Copy all lines below containing "Heat".
** START OF Extracted information **
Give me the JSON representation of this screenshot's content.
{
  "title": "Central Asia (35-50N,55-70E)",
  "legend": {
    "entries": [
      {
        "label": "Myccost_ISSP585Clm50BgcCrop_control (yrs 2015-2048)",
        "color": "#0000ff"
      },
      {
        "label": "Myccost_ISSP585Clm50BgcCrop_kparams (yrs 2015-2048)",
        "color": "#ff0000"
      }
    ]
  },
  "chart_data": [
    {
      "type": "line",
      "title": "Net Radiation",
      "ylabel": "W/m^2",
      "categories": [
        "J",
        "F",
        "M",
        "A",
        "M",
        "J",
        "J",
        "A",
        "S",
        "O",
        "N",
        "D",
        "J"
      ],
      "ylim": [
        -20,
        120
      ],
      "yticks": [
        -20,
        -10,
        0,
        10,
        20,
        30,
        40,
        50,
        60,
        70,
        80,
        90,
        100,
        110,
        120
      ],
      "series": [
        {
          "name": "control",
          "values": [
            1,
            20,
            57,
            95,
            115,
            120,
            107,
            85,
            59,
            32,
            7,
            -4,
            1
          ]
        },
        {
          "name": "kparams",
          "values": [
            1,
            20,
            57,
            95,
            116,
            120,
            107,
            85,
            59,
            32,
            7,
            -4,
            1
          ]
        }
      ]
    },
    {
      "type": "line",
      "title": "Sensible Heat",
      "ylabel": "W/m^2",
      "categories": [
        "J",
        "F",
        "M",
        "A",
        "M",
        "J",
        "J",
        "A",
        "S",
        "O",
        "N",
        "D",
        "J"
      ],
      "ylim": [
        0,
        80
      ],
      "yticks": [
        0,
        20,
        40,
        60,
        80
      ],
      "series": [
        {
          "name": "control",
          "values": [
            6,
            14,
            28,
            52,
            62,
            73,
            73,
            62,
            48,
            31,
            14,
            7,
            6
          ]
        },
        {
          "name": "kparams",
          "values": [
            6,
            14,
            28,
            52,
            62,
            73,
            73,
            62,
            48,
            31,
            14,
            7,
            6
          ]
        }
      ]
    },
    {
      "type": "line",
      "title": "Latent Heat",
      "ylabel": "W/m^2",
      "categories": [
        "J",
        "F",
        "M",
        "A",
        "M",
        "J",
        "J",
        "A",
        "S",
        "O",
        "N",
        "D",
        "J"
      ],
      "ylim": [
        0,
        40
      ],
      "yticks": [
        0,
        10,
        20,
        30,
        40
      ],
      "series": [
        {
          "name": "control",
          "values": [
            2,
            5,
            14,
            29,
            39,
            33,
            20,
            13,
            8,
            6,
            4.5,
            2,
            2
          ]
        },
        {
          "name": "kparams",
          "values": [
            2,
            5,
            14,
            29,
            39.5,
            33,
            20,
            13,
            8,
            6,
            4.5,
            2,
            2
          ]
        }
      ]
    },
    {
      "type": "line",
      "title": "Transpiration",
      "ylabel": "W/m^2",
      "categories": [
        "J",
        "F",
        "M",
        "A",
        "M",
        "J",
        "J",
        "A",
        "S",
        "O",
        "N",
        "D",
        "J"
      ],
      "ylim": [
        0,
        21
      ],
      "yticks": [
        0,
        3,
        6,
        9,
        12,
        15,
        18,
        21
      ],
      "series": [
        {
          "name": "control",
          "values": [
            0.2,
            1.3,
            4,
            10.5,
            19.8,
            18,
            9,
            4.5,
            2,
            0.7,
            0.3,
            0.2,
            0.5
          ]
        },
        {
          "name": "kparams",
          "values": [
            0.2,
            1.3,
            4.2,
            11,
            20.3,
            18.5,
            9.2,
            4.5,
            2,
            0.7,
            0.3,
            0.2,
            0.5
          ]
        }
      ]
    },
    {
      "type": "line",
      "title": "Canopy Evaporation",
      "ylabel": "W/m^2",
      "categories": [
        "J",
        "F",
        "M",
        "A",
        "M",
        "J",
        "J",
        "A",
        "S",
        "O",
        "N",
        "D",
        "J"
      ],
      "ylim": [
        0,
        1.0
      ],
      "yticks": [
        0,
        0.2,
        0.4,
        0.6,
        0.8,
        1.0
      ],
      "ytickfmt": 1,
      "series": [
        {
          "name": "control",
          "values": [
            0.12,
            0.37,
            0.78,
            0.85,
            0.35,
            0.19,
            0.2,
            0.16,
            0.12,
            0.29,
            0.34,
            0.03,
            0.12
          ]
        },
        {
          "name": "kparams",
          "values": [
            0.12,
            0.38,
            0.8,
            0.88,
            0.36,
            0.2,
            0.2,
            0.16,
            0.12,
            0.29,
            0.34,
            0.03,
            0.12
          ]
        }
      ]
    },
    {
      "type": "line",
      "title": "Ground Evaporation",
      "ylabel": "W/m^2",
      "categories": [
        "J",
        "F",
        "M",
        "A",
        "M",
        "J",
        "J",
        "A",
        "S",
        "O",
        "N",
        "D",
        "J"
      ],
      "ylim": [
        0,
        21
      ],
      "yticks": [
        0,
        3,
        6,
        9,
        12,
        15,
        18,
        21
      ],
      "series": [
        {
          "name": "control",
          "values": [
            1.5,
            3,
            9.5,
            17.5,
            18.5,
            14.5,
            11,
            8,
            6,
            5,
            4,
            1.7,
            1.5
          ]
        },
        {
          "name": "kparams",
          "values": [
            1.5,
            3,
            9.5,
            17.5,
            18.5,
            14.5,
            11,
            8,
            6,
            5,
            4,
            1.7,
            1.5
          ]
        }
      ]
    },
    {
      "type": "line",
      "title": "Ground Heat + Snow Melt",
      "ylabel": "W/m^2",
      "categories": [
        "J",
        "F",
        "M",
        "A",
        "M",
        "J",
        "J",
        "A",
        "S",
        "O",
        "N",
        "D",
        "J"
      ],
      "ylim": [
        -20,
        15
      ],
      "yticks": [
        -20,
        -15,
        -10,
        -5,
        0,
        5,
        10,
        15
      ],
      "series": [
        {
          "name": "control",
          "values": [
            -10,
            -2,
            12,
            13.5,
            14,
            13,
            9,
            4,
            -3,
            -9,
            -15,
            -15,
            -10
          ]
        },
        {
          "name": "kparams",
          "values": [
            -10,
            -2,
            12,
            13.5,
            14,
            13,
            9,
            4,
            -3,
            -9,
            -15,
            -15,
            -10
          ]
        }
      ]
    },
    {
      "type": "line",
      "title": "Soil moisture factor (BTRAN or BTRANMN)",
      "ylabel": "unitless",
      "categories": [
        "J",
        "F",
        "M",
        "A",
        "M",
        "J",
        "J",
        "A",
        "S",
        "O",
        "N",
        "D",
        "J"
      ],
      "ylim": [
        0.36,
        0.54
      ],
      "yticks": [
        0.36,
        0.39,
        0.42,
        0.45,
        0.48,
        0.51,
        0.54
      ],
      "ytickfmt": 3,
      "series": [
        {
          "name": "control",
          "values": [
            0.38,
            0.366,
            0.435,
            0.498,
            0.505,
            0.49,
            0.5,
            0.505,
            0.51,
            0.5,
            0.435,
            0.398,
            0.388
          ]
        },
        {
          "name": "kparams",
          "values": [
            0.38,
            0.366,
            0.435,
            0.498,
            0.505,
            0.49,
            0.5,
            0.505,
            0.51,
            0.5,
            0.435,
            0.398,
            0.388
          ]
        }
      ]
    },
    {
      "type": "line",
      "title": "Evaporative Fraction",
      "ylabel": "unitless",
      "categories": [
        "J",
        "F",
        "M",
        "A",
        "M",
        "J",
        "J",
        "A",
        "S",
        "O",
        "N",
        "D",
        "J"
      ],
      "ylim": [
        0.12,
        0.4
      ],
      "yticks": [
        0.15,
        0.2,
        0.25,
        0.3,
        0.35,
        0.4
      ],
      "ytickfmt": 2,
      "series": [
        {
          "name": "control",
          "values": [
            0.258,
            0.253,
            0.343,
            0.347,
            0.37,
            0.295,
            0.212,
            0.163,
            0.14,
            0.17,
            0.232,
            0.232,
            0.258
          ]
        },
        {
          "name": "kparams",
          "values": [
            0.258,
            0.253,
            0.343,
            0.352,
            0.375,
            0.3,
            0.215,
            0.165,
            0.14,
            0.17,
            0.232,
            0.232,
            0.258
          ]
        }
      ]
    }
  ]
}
** END OF Extracted information **
Finished answer
      "title": "Sensible Heat",
      "title": "Latent Heat",
      "title": "Ground Heat + Snow Melt",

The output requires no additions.